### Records
>> START
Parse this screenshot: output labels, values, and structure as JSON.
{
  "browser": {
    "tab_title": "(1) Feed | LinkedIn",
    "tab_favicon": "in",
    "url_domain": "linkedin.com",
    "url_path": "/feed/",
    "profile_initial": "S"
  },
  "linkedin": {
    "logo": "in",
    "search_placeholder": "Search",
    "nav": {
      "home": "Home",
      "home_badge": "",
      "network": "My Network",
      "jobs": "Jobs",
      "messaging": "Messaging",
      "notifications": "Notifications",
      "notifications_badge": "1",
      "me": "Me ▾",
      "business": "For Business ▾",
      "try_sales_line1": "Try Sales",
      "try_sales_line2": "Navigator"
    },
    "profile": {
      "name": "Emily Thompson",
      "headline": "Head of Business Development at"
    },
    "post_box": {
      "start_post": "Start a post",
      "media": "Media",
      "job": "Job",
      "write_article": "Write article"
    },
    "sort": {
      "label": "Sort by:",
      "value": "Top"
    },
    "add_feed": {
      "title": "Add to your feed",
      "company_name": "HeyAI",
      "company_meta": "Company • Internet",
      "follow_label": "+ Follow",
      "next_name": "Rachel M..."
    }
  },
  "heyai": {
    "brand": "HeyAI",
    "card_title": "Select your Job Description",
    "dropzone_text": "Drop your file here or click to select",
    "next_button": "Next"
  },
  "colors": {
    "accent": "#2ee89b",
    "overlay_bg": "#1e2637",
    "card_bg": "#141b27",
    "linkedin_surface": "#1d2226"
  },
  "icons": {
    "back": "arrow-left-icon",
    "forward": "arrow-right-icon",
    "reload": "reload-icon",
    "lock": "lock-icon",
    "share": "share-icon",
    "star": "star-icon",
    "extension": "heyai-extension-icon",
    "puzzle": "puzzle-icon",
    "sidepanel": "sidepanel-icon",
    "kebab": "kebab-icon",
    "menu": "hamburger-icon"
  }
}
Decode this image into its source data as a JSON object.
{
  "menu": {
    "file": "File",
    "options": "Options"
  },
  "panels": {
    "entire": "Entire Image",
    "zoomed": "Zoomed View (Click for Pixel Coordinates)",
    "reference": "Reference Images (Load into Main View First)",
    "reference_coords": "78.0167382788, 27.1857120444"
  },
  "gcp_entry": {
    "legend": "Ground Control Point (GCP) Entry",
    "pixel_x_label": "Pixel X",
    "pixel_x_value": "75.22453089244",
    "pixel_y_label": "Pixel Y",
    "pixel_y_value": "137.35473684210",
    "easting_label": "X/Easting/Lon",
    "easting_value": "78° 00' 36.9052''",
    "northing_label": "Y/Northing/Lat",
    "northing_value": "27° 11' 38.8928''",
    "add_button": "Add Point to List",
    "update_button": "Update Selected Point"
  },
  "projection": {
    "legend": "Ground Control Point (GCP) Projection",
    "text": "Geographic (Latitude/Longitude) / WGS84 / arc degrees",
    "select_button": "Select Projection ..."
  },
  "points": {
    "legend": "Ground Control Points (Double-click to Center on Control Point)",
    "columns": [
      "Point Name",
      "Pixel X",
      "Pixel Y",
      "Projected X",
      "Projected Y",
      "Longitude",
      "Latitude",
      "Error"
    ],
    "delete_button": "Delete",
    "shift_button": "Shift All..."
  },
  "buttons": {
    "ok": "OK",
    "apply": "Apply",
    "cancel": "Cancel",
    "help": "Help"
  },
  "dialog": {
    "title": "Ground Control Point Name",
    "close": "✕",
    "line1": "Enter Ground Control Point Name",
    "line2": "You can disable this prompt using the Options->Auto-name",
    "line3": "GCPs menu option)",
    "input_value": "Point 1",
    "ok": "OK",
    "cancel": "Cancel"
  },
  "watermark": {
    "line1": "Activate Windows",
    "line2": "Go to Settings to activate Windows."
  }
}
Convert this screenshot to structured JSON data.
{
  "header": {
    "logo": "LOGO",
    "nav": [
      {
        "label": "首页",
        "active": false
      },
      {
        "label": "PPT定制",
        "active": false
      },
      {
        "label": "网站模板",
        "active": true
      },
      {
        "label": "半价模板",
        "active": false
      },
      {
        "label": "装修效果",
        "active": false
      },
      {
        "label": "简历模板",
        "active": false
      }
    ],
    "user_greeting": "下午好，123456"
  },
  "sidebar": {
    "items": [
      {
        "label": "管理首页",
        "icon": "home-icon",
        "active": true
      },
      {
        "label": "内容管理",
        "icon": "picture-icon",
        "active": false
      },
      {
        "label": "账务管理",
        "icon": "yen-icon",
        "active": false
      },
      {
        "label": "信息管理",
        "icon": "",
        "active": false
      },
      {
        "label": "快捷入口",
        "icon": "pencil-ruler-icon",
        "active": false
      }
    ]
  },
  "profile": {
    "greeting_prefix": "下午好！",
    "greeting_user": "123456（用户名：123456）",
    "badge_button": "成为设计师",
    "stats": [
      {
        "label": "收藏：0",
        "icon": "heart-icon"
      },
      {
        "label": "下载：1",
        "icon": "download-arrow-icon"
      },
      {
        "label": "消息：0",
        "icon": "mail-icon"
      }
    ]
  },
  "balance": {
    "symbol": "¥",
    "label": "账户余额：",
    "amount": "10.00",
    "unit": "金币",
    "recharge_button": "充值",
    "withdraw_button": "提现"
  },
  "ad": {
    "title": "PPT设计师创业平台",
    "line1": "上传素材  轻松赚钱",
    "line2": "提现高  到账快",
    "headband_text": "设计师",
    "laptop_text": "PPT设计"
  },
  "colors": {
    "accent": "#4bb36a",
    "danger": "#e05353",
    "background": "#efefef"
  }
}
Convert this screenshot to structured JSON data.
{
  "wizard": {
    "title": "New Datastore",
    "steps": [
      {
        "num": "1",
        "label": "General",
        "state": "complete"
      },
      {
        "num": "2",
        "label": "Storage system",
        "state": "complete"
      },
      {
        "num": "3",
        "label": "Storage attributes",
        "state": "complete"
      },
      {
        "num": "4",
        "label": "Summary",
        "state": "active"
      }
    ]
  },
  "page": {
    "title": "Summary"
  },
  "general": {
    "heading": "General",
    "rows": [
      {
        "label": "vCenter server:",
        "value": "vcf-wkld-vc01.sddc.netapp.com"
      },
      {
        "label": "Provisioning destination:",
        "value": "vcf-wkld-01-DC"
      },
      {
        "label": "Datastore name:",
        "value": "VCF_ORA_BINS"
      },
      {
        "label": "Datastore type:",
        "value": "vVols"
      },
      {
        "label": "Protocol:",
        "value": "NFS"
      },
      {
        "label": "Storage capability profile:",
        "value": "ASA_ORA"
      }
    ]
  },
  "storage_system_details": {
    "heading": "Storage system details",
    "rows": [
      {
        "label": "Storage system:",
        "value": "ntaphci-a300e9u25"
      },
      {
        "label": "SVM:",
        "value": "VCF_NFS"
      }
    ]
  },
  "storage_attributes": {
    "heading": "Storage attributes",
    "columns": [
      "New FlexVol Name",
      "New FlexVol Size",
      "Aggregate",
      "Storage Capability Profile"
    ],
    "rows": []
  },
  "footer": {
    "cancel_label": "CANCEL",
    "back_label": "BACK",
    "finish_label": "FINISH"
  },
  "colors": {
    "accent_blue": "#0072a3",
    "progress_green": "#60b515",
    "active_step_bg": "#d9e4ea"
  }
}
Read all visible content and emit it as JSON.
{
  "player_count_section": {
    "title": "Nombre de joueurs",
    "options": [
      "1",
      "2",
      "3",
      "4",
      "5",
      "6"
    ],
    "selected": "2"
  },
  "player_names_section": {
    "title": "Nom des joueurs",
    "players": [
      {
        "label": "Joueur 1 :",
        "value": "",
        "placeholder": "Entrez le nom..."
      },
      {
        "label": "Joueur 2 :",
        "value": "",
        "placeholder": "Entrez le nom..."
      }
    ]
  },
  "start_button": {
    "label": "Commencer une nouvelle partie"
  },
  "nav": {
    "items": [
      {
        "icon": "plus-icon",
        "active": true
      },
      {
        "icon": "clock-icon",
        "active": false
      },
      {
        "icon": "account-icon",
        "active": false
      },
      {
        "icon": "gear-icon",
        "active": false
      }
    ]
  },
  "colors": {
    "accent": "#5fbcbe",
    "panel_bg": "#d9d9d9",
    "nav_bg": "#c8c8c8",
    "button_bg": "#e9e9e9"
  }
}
>> END
### Set exercise
Everything from the line containing "Read all visible content and emit it as JSON." through the last line of the records must be given again exactly; leave out all other lines.

### Task answer
Read all visible content and emit it as JSON.
{
  "player_count_section": {
    "title": "Nombre de joueurs",
    "options": [
      "1",
      "2",
      "3",
      "4",
      "5",
      "6"
    ],
    "selected": "2"
  },
  "player_names_section": {
    "title": "Nom des joueurs",
    "players": [
      {
        "label": "Joueur 1 :",
        "value": "",
        "placeholder": "Entrez le nom..."
      },
      {
        "label": "Joueur 2 :",
        "value": "",
        "placeholder": "Entrez le nom..."
      }
    ]
  },
  "start_button": {
    "label": "Commencer une nouvelle partie"
  },
  "nav": {
    "items": [
      {
        "icon": "plus-icon",
        "active": true
      },
      {
        "icon": "clock-icon",
        "active": false
      },
      {
        "icon": "account-icon",
        "active": false
      },
      {
        "icon": "gear-icon",
        "active": false
      }
    ]
  },
  "colors": {
    "accent": "#5fbcbe",
    "panel_bg": "#d9d9d9",
    "nav_bg": "#c8c8c8",
    "button_bg": "#e9e9e9"
  }
}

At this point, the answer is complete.